◆ Required work
All of the records below need to be copied exactly.

(Data listing)
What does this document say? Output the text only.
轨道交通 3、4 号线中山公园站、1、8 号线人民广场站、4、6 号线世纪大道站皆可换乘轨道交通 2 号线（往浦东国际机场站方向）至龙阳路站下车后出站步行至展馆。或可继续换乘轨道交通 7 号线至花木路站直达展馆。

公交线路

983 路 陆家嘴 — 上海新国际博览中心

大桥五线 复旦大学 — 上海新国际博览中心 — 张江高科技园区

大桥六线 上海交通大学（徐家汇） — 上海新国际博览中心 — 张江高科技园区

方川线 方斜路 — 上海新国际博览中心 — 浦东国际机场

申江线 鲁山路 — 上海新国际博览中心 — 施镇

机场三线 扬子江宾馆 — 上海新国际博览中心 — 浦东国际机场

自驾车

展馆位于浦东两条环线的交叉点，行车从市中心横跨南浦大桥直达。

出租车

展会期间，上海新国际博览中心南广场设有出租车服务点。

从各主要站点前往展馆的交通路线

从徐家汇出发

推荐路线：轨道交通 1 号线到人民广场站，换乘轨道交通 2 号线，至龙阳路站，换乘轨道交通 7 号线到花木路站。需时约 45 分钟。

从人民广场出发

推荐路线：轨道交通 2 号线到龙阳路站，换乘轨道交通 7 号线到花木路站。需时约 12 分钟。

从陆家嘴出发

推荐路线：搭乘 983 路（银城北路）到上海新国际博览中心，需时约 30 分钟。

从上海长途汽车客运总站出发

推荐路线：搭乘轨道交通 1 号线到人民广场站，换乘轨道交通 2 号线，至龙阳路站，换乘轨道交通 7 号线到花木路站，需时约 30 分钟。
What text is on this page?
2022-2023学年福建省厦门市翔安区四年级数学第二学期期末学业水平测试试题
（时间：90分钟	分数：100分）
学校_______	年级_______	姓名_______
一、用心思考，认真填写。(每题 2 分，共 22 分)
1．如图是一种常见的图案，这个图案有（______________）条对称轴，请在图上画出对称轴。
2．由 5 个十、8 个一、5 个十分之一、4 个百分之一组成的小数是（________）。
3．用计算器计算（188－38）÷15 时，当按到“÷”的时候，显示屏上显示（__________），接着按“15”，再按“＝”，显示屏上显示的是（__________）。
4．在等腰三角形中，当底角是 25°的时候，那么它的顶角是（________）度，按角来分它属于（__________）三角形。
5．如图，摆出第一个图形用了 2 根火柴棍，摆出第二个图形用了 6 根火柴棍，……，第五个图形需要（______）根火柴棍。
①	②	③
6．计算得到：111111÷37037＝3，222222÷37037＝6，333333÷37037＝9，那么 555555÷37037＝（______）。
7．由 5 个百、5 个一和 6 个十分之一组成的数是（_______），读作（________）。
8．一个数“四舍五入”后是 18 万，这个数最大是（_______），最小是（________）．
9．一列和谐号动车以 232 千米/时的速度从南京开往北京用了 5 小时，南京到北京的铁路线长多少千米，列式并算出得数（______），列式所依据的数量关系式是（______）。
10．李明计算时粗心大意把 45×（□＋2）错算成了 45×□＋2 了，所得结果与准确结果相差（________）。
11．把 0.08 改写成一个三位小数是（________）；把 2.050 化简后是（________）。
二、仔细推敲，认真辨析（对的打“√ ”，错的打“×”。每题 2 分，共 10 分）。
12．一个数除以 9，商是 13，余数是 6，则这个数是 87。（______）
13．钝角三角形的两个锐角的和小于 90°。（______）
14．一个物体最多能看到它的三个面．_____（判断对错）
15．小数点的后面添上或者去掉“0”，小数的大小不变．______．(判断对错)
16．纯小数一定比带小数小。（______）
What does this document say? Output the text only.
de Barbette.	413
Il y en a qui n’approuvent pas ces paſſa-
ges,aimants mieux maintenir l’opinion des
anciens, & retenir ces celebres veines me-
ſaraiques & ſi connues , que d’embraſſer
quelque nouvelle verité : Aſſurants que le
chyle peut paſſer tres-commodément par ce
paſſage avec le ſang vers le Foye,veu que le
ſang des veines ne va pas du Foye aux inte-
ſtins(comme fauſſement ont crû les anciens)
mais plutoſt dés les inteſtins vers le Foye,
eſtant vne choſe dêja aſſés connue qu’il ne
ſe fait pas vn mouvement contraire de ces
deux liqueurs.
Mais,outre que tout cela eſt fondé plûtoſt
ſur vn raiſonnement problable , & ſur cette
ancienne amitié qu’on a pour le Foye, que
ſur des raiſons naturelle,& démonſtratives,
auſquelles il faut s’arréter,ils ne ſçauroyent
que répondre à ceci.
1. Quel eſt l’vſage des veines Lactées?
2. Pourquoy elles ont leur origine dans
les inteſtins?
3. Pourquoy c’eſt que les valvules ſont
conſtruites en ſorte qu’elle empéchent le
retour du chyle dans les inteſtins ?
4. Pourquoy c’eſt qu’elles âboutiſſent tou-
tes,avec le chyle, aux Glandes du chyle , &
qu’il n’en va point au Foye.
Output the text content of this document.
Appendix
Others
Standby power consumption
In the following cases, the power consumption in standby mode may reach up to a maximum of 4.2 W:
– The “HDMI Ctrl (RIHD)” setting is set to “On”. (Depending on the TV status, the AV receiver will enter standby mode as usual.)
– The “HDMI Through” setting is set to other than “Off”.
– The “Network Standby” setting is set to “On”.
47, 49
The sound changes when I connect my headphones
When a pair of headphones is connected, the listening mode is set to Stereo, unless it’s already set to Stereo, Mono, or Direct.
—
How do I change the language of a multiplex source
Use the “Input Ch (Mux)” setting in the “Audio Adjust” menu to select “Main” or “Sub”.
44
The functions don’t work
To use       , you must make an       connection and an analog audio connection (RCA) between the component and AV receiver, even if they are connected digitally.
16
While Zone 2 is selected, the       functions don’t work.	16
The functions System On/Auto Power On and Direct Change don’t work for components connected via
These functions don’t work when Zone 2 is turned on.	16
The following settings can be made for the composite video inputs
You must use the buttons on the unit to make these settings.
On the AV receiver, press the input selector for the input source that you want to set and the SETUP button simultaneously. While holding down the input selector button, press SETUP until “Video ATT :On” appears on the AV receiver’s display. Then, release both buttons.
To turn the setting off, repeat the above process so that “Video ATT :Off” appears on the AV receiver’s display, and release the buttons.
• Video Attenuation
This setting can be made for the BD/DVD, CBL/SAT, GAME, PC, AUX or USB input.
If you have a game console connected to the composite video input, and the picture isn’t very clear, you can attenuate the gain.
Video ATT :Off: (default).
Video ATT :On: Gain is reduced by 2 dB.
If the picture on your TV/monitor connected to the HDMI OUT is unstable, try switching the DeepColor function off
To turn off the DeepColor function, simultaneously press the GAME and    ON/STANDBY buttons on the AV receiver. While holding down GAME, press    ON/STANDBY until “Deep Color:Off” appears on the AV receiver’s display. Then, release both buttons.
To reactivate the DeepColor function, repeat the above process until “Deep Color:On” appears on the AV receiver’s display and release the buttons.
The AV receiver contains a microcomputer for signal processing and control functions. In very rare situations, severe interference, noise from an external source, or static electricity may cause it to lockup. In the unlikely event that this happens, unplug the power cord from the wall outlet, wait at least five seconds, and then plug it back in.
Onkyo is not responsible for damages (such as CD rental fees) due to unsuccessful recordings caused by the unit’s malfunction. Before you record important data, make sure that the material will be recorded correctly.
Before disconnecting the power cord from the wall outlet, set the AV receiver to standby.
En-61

◆ Exercise result
What does this document say? Output the text only.
轨道交通 3、4 号线中山公园站、1、8 号线人民广场站、4、6 号线世纪大道站皆可换乘轨道交通 2 号线（往浦东国际机场站方向）至龙阳路站下车后出站步行至展馆。或可继续换乘轨道交通 7 号线至花木路站直达展馆。

公交线路

983 路 陆家嘴 — 上海新国际博览中心

大桥五线 复旦大学 — 上海新国际博览中心 — 张江高科技园区

大桥六线 上海交通大学（徐家汇） — 上海新国际博览中心 — 张江高科技园区

方川线 方斜路 — 上海新国际博览中心 — 浦东国际机场

申江线 鲁山路 — 上海新国际博览中心 — 施镇

机场三线 扬子江宾馆 — 上海新国际博览中心 — 浦东国际机场

自驾车

展馆位于浦东两条环线的交叉点，行车从市中心横跨南浦大桥直达。

出租车

展会期间，上海新国际博览中心南广场设有出租车服务点。

从各主要站点前往展馆的交通路线

从徐家汇出发

推荐路线：轨道交通 1 号线到人民广场站，换乘轨道交通 2 号线，至龙阳路站，换乘轨道交通 7 号线到花木路站。需时约 45 分钟。

从人民广场出发

推荐路线：轨道交通 2 号线到龙阳路站，换乘轨道交通 7 号线到花木路站。需时约 12 分钟。

从陆家嘴出发

推荐路线：搭乘 983 路（银城北路）到上海新国际博览中心，需时约 30 分钟。

从上海长途汽车客运总站出发

推荐路线：搭乘轨道交通 1 号线到人民广场站，换乘轨道交通 2 号线，至龙阳路站，换乘轨道交通 7 号线到花木路站，需时约 30 分钟。
What text is on this page?
2022-2023学年福建省厦门市翔安区四年级数学第二学期期末学业水平测试试题
（时间：90分钟	分数：100分）
学校_______	年级_______	姓名_______
一、用心思考，认真填写。(每题 2 分，共 22 分)
1．如图是一种常见的图案，这个图案有（______________）条对称轴，请在图上画出对称轴。
2．由 5 个十、8 个一、5 个十分之一、4 个百分之一组成的小数是（________）。
3．用计算器计算（188－38）÷15 时，当按到“÷”的时候，显示屏上显示（__________），接着按“15”，再按“＝”，显示屏上显示的是（__________）。
4．在等腰三角形中，当底角是 25°的时候，那么它的顶角是（________）度，按角来分它属于（__________）三角形。
5．如图，摆出第一个图形用了 2 根火柴棍，摆出第二个图形用了 6 根火柴棍，……，第五个图形需要（______）根火柴棍。
①	②	③
6．计算得到：111111÷37037＝3，222222÷37037＝6，333333÷37037＝9，那么 555555÷37037＝（______）。
7．由 5 个百、5 个一和 6 个十分之一组成的数是（_______），读作（________）。
8．一个数“四舍五入”后是 18 万，这个数最大是（_______），最小是（________）．
9．一列和谐号动车以 232 千米/时的速度从南京开往北京用了 5 小时，南京到北京的铁路线长多少千米，列式并算出得数（______），列式所依据的数量关系式是（______）。
10．李明计算时粗心大意把 45×（□＋2）错算成了 45×□＋2 了，所得结果与准确结果相差（________）。
11．把 0.08 改写成一个三位小数是（________）；把 2.050 化简后是（________）。
二、仔细推敲，认真辨析（对的打“√ ”，错的打“×”。每题 2 分，共 10 分）。
12．一个数除以 9，商是 13，余数是 6，则这个数是 87。（______）
13．钝角三角形的两个锐角的和小于 90°。（______）
14．一个物体最多能看到它的三个面．_____（判断对错）
15．小数点的后面添上或者去掉“0”，小数的大小不变．______．(判断对错)
16．纯小数一定比带小数小。（______）
What does this document say? Output the text only.
de Barbette.	413
Il y en a qui n’approuvent pas ces paſſa-
ges,aimants mieux maintenir l’opinion des
anciens, & retenir ces celebres veines me-
ſaraiques & ſi connues , que d’embraſſer
quelque nouvelle verité : Aſſurants que le
chyle peut paſſer tres-commodément par ce
paſſage avec le ſang vers le Foye,veu que le
ſang des veines ne va pas du Foye aux inte-
ſtins(comme fauſſement ont crû les anciens)
mais plutoſt dés les inteſtins vers le Foye,
eſtant vne choſe dêja aſſés connue qu’il ne
ſe fait pas vn mouvement contraire de ces
deux liqueurs.
Mais,outre que tout cela eſt fondé plûtoſt
ſur vn raiſonnement problable , & ſur cette
ancienne amitié qu’on a pour le Foye, que
ſur des raiſons naturelle,& démonſtratives,
auſquelles il faut s’arréter,ils ne ſçauroyent
que répondre à ceci.
1. Quel eſt l’vſage des veines Lactées?
2. Pourquoy elles ont leur origine dans
les inteſtins?
3. Pourquoy c’eſt que les valvules ſont
conſtruites en ſorte qu’elle empéchent le
retour du chyle dans les inteſtins ?
4. Pourquoy c’eſt qu’elles âboutiſſent tou-
tes,avec le chyle, aux Glandes du chyle , &
qu’il n’en va point au Foye.
Output the text content of this document.
Appendix
Others
Standby power consumption
In the following cases, the power consumption in standby mode may reach up to a maximum of 4.2 W:
– The “HDMI Ctrl (RIHD)” setting is set to “On”. (Depending on the TV status, the AV receiver will enter standby mode as usual.)
– The “HDMI Through” setting is set to other than “Off”.
– The “Network Standby” setting is set to “On”.
47, 49
The sound changes when I connect my headphones
When a pair of headphones is connected, the listening mode is set to Stereo, unless it’s already set to Stereo, Mono, or Direct.
—
How do I change the language of a multiplex source
Use the “Input Ch (Mux)” setting in the “Audio Adjust” menu to select “Main” or “Sub”.
44
The functions don’t work
To use       , you must make an       connection and an analog audio connection (RCA) between the component and AV receiver, even if they are connected digitally.
16
While Zone 2 is selected, the       functions don’t work.	16
The functions System On/Auto Power On and Direct Change don’t work for components connected via
These functions don’t work when Zone 2 is turned on.	16
The following settings can be made for the composite video inputs
You must use the buttons on the unit to make these settings.
On the AV receiver, press the input selector for the input source that you want to set and the SETUP button simultaneously. While holding down the input selector button, press SETUP until “Video ATT :On” appears on the AV receiver’s display. Then, release both buttons.
To turn the setting off, repeat the above process so that “Video ATT :Off” appears on the AV receiver’s display, and release the buttons.
• Video Attenuation
This setting can be made for the BD/DVD, CBL/SAT, GAME, PC, AUX or USB input.
If you have a game console connected to the composite video input, and the picture isn’t very clear, you can attenuate the gain.
Video ATT :Off: (default).
Video ATT :On: Gain is reduced by 2 dB.
If the picture on your TV/monitor connected to the HDMI OUT is unstable, try switching the DeepColor function off
To turn off the DeepColor function, simultaneously press the GAME and    ON/STANDBY buttons on the AV receiver. While holding down GAME, press    ON/STANDBY until “Deep Color:Off” appears on the AV receiver’s display. Then, release both buttons.
To reactivate the DeepColor function, repeat the above process until “Deep Color:On” appears on the AV receiver’s display and release the buttons.
The AV receiver contains a microcomputer for signal processing and control functions. In very rare situations, severe interference, noise from an external source, or static electricity may cause it to lockup. In the unlikely event that this happens, unplug the power cord from the wall outlet, wait at least five seconds, and then plug it back in.
Onkyo is not responsible for damages (such as CD rental fees) due to unsuccessful recordings caused by the unit’s malfunction. Before you record important data, make sure that the material will be recorded correctly.
Before disconnecting the power cord from the wall outlet, set the AV receiver to standby.
En-61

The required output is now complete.